**Provided records:**
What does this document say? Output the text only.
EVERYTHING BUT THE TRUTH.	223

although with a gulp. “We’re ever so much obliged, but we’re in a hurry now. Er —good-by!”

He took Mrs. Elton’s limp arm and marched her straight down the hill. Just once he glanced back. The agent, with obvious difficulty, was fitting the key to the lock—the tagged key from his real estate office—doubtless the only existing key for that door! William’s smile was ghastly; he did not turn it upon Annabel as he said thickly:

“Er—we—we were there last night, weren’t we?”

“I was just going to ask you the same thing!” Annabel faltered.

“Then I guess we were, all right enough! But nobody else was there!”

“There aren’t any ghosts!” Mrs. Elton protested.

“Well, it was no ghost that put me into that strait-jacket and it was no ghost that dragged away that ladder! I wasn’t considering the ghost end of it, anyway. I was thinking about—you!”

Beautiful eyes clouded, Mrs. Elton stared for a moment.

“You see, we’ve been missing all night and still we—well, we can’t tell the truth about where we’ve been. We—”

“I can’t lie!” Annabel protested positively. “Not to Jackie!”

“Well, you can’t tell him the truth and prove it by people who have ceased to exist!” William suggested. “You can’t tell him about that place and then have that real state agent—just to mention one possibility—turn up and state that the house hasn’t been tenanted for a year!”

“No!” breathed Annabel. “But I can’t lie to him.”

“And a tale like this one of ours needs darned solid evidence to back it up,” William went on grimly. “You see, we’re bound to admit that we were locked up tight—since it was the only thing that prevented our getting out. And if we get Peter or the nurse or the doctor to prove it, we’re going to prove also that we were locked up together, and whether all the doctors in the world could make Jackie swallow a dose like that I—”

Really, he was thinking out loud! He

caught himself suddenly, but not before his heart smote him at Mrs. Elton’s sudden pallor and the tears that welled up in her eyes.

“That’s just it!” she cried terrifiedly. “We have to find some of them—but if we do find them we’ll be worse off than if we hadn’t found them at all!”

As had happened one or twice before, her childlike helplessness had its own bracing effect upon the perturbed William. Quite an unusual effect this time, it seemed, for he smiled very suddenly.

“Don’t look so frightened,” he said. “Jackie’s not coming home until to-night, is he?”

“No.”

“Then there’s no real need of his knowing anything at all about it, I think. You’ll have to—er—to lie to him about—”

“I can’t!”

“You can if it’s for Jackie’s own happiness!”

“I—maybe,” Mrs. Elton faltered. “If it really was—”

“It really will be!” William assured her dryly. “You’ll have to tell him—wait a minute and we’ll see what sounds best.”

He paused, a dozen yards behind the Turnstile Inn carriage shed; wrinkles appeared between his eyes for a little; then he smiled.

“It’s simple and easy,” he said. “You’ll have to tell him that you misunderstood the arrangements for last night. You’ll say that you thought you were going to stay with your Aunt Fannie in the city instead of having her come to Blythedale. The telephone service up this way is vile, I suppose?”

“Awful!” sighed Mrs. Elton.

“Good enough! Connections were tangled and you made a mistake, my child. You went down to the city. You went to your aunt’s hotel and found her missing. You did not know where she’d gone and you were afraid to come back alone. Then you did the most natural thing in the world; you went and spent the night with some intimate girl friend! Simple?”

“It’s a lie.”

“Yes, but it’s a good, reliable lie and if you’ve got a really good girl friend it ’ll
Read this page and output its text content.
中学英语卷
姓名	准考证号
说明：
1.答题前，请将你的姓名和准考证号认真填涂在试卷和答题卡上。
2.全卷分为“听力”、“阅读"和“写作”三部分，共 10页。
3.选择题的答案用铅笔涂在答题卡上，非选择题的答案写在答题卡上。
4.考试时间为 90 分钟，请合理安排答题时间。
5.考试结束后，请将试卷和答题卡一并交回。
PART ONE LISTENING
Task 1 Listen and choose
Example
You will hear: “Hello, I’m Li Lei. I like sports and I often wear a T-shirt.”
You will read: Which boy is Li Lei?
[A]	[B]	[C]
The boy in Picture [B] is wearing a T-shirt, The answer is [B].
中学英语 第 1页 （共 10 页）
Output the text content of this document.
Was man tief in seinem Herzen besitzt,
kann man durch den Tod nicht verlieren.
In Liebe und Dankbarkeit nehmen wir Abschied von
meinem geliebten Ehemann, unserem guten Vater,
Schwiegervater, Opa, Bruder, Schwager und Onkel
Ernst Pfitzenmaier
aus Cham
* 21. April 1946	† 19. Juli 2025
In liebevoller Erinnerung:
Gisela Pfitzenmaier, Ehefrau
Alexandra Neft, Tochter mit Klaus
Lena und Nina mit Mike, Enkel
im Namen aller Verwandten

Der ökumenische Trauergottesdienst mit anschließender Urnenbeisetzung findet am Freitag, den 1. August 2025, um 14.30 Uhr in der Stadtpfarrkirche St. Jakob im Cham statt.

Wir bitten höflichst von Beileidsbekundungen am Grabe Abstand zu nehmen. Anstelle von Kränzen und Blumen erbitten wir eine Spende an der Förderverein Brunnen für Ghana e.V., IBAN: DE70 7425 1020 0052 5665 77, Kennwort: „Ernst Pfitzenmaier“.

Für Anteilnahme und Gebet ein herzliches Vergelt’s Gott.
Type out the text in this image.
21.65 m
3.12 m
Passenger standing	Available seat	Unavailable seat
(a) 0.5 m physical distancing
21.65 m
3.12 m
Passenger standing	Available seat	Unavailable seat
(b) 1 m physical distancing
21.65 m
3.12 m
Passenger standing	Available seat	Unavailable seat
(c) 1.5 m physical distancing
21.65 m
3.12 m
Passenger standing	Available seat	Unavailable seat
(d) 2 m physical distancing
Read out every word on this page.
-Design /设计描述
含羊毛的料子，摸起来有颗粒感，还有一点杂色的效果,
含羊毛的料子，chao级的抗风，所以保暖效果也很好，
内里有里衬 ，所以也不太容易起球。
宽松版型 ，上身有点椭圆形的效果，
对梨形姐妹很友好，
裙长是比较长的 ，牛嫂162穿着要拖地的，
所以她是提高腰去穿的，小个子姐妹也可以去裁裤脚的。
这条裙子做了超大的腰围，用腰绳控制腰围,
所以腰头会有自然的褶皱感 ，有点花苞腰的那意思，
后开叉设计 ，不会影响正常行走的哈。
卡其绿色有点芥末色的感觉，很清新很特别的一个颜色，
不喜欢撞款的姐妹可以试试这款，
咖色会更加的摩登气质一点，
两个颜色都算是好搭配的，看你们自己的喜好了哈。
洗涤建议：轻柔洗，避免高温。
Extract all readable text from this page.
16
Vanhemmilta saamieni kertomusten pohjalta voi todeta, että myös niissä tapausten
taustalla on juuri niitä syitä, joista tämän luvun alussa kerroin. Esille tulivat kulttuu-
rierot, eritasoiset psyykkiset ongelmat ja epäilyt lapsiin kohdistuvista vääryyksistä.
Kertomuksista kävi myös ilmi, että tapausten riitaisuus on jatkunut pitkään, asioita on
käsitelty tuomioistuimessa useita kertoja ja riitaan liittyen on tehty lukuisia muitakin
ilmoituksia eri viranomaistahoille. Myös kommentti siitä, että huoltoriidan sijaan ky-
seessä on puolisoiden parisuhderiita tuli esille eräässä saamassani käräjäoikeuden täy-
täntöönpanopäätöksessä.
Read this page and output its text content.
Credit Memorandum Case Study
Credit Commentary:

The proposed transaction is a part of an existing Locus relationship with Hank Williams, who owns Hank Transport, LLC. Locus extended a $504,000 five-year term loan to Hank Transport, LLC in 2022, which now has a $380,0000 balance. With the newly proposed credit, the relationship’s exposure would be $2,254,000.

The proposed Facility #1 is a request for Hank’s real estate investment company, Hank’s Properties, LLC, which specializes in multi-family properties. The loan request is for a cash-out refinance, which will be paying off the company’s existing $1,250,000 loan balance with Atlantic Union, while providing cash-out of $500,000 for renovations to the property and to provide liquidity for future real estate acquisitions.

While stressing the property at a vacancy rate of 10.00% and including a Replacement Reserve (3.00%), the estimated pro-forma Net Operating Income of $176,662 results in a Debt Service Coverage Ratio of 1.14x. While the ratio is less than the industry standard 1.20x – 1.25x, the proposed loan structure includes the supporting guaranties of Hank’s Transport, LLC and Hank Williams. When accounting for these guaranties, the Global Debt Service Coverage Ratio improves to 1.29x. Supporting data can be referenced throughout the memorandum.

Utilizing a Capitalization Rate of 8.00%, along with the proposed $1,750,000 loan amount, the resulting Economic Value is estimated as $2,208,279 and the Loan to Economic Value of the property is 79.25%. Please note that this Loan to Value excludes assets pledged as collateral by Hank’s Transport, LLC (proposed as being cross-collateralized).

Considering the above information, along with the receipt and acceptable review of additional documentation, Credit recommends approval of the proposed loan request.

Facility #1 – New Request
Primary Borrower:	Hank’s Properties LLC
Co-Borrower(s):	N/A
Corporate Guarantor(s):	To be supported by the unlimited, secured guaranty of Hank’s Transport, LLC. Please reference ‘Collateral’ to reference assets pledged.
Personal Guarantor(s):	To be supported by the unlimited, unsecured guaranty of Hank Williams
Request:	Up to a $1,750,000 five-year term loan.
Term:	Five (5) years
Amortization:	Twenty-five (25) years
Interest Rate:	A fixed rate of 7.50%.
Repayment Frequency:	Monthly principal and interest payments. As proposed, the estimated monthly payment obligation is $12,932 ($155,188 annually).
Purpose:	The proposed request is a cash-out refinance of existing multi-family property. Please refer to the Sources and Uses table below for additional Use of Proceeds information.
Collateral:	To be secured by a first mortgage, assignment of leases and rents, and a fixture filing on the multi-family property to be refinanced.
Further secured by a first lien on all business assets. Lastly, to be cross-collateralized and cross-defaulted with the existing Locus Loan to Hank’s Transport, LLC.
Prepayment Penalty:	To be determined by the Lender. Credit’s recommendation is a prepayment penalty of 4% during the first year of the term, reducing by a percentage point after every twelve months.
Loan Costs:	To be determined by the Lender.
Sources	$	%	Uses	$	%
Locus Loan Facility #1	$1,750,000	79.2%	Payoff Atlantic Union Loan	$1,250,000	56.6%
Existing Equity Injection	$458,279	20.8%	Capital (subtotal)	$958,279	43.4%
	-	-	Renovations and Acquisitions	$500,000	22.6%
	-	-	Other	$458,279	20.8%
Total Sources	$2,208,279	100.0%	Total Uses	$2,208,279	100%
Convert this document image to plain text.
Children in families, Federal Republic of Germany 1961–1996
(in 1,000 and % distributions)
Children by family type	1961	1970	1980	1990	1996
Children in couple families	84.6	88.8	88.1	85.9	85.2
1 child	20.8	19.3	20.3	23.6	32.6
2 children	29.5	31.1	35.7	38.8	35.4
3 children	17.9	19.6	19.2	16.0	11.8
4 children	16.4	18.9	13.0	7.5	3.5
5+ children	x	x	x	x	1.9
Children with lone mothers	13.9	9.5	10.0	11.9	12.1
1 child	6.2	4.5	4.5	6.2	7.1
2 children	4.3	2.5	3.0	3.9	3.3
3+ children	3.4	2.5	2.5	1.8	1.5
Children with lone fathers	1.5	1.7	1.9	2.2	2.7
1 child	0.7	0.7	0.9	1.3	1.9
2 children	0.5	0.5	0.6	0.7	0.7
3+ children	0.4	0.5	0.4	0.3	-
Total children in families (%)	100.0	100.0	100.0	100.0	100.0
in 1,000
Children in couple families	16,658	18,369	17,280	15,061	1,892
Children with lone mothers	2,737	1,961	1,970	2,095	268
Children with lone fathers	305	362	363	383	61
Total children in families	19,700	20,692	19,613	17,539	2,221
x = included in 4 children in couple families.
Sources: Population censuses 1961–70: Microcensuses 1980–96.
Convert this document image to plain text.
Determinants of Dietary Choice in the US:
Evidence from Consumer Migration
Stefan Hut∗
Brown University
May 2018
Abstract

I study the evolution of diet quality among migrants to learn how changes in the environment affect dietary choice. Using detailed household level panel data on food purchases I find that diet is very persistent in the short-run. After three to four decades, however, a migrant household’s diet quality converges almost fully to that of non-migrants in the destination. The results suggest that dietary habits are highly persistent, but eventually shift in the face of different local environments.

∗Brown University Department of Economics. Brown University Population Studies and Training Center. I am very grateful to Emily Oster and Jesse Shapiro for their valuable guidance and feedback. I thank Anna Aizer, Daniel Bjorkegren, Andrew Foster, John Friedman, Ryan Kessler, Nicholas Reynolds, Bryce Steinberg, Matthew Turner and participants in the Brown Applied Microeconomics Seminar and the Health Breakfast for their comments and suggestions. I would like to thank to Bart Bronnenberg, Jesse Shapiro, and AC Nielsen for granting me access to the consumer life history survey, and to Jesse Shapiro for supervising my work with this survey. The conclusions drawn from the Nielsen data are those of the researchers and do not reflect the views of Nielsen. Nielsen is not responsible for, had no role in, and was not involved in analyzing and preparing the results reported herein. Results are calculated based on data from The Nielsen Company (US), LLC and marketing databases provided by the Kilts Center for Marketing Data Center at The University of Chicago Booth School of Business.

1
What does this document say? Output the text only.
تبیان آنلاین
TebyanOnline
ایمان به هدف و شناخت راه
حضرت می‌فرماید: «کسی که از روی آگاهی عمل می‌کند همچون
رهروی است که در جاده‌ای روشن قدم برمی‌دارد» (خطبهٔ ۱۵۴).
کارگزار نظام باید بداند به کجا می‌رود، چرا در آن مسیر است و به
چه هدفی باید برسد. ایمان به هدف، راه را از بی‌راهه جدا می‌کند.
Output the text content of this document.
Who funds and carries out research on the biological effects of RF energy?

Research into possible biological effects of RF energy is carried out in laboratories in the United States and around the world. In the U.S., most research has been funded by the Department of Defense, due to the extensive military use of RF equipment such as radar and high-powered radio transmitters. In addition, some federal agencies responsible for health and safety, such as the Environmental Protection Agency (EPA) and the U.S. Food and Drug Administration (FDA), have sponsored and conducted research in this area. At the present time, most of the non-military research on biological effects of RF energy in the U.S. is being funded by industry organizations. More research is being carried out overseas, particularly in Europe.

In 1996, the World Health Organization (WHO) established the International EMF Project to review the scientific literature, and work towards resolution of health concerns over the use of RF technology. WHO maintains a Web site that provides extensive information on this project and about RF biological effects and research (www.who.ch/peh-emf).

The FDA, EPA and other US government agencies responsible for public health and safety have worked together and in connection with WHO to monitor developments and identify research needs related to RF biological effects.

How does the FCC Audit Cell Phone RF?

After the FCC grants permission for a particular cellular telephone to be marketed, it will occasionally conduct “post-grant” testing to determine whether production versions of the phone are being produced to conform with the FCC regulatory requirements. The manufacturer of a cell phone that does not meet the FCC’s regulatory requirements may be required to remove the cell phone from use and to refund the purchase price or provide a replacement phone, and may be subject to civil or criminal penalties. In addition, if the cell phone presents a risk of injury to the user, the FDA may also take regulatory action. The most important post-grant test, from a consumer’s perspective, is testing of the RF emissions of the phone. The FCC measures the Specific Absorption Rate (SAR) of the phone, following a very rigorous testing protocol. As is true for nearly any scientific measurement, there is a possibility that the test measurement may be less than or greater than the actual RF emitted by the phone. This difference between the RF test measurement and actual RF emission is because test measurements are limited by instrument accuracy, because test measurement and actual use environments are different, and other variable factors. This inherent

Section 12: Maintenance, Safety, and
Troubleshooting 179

**Task prompt:** What is the number of lines in the data holding the word "ایمان"? Reply with that number only.

**Completed exercise:** 2